[Source records]
>>>>>
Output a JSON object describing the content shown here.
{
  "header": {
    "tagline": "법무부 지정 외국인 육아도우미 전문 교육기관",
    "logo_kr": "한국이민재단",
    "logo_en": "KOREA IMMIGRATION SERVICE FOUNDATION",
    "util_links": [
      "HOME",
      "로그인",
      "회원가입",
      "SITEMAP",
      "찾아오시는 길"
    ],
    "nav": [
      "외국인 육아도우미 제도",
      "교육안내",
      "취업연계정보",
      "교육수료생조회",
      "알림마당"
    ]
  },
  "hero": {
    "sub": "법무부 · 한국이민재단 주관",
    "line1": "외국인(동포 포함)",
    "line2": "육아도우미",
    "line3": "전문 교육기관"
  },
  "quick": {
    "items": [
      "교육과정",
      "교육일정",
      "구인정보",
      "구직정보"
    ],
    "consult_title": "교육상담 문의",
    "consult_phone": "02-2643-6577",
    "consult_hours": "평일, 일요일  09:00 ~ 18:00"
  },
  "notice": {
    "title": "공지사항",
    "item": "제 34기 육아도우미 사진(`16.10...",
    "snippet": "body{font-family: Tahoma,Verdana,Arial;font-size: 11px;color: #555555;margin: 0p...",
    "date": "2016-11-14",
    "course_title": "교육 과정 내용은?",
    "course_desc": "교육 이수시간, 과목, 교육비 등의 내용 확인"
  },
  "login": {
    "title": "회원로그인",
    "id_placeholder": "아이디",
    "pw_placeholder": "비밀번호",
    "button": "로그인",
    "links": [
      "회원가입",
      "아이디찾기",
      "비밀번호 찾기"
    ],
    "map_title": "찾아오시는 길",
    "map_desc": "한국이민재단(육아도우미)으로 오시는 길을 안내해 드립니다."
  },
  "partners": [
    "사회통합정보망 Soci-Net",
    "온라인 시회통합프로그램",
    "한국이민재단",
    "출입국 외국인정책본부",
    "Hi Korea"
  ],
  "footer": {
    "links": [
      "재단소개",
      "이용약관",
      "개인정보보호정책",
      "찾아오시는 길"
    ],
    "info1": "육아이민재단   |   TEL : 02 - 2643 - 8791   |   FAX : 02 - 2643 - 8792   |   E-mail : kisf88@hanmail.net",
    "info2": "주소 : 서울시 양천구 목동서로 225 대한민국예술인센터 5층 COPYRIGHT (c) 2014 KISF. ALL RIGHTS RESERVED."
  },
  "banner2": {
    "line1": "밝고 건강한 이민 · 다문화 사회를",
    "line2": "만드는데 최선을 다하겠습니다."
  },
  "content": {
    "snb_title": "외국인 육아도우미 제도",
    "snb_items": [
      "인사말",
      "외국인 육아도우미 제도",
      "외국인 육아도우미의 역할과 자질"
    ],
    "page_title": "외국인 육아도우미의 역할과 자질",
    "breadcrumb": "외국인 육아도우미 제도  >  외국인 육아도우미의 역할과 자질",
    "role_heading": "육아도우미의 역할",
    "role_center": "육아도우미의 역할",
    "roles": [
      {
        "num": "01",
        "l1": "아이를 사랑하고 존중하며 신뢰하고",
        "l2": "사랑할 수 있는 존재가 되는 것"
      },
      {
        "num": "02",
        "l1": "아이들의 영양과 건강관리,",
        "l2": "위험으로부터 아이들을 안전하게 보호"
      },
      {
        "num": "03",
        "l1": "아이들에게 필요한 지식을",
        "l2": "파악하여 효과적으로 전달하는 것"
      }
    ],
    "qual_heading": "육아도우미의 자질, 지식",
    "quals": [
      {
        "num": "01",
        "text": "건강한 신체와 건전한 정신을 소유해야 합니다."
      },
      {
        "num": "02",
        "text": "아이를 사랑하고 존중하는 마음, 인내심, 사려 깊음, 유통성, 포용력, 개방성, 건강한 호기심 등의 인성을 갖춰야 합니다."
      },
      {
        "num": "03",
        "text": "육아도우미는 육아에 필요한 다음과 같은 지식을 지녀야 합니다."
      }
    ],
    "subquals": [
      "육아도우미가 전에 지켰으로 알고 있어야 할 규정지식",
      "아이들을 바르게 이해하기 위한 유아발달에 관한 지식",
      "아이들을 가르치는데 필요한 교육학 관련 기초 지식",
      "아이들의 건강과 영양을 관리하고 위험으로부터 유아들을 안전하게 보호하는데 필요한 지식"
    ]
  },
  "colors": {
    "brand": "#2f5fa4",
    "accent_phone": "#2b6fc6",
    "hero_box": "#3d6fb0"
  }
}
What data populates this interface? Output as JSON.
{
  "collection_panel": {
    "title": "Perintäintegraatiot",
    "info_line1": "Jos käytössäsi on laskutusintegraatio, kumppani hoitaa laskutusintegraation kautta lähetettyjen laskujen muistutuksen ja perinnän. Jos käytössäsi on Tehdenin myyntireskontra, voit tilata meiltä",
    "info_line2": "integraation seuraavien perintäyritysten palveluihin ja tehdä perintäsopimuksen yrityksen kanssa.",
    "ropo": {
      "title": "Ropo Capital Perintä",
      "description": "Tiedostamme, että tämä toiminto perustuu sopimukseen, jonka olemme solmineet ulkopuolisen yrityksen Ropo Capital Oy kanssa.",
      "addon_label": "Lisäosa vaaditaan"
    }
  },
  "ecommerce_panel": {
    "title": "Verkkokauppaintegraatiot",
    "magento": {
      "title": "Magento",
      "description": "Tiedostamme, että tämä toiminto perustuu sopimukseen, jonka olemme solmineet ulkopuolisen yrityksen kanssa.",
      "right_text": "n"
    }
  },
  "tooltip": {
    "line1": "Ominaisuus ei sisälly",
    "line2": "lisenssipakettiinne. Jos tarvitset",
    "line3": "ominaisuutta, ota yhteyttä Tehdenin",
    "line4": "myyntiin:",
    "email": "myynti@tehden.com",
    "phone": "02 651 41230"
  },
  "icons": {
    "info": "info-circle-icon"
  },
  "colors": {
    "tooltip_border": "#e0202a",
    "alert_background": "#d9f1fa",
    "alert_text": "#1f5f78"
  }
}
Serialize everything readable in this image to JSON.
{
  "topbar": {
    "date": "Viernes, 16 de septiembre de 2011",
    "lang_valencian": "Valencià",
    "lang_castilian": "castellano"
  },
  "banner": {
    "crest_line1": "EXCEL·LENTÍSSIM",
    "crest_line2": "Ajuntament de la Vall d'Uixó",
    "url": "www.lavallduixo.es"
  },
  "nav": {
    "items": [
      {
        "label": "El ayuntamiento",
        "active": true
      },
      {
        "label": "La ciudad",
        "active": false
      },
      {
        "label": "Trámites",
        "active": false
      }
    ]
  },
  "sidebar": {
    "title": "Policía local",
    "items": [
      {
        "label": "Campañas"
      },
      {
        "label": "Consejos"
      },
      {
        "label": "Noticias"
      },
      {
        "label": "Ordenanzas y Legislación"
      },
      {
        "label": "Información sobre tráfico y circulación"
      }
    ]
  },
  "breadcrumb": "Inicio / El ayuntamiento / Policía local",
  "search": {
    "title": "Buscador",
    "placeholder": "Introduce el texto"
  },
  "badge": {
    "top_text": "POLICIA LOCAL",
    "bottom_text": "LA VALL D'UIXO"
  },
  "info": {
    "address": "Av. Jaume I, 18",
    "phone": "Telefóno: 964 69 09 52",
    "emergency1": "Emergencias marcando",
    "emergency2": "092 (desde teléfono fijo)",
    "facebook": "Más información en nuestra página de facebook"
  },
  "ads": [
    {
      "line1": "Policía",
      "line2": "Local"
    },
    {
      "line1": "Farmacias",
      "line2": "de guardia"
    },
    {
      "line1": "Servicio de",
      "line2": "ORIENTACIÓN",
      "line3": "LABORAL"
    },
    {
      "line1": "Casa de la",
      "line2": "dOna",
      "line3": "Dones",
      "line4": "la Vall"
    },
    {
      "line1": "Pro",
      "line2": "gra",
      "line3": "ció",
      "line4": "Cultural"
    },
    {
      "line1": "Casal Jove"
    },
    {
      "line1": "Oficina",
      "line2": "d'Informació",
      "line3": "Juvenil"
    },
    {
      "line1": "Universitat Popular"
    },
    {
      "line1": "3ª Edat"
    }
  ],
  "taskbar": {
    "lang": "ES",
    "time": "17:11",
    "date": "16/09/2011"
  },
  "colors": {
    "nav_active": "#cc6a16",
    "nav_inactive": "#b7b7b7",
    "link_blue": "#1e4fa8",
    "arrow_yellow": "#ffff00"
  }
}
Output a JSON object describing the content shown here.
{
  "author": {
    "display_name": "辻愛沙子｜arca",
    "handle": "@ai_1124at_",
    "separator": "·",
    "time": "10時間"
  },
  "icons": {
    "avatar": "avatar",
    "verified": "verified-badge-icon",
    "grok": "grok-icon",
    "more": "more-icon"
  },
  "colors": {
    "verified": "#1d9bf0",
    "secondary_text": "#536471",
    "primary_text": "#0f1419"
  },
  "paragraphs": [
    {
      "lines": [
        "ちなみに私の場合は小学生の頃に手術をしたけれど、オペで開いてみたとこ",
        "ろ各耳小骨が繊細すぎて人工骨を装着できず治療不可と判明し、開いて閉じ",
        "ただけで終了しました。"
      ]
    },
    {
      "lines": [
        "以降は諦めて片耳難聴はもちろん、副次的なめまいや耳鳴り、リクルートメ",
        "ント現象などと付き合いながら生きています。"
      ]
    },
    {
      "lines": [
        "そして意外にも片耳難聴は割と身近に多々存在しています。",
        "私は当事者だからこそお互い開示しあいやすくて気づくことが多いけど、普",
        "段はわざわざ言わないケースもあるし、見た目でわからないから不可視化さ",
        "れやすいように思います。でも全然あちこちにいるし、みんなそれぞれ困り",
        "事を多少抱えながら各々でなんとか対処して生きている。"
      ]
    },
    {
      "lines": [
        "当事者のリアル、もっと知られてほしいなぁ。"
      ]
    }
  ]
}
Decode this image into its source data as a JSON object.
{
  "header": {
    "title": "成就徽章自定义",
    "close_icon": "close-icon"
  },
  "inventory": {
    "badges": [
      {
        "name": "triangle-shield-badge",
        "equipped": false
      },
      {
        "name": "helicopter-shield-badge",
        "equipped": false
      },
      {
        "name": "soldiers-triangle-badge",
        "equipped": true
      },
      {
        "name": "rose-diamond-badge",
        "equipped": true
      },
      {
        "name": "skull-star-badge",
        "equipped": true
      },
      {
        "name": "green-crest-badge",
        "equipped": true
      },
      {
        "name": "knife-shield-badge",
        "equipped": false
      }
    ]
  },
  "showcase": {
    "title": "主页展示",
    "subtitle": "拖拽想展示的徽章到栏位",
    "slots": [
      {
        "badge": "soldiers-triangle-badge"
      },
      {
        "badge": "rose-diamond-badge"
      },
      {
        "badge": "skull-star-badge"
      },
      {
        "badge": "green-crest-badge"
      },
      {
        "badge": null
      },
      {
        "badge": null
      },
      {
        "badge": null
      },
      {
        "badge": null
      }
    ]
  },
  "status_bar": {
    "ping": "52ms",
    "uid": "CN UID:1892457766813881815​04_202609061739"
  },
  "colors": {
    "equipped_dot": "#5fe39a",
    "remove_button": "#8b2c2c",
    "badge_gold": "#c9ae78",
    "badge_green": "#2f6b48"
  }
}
<<<<<
● **WRITTEN EXERCISE**
Copy each line of the records above that carries the word "사랑하고".

● **THE RESULT**
        "l1": "아이를 사랑하고 존중하며 신뢰하고",
        "text": "아이를 사랑하고 존중하는 마음, 인내심, 사려 깊음, 유통성, 포용력, 개방성, 건강한 호기심 등의 인성을 갖춰야 합니다."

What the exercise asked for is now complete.